**Problem details:** Output every line below exactly.
::: Extracted records
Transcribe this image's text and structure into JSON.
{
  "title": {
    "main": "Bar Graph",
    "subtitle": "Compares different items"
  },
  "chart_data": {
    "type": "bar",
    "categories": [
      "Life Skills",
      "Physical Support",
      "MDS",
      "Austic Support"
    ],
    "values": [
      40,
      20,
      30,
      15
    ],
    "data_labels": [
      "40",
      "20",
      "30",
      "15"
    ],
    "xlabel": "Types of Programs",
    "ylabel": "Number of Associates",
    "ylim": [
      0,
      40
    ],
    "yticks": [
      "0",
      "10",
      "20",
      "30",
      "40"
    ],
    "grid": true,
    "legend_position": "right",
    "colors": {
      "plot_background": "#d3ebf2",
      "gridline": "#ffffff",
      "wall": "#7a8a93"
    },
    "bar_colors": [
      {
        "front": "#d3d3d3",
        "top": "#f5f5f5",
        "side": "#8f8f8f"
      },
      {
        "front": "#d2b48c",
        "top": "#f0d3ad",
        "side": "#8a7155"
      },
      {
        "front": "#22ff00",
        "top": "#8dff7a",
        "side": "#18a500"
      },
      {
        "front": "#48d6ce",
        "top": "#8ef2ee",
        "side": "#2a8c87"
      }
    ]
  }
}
::::::
**Task result:**
Transcribe this image's text and structure into JSON.
{
  "title": {
    "main": "Bar Graph",
    "subtitle": "Compares different items"
  },
  "chart_data": {
    "type": "bar",
    "categories": [
      "Life Skills",
      "Physical Support",
      "MDS",
      "Austic Support"
    ],
    "values": [
      40,
      20,
      30,
      15
    ],
    "data_labels": [
      "40",
      "20",
      "30",
      "15"
    ],
    "xlabel": "Types of Programs",
    "ylabel": "Number of Associates",
    "ylim": [
      0,
      40
    ],
    "yticks": [
      "0",
      "10",
      "20",
      "30",
      "40"
    ],
    "grid": true,
    "legend_position": "right",
    "colors": {
      "plot_background": "#d3ebf2",
      "gridline": "#ffffff",
      "wall": "#7a8a93"
    },
    "bar_colors": [
      {
        "front": "#d3d3d3",
        "top": "#f5f5f5",
        "side": "#8f8f8f"
      },
      {
        "front": "#d2b48c",
        "top": "#f0d3ad",
        "side": "#8a7155"
      },
      {
        "front": "#22ff00",
        "top": "#8dff7a",
        "side": "#18a500"
      },
      {
        "front": "#48d6ce",
        "top": "#8ef2ee",
        "side": "#2a8c87"
      }
    ]
  }
}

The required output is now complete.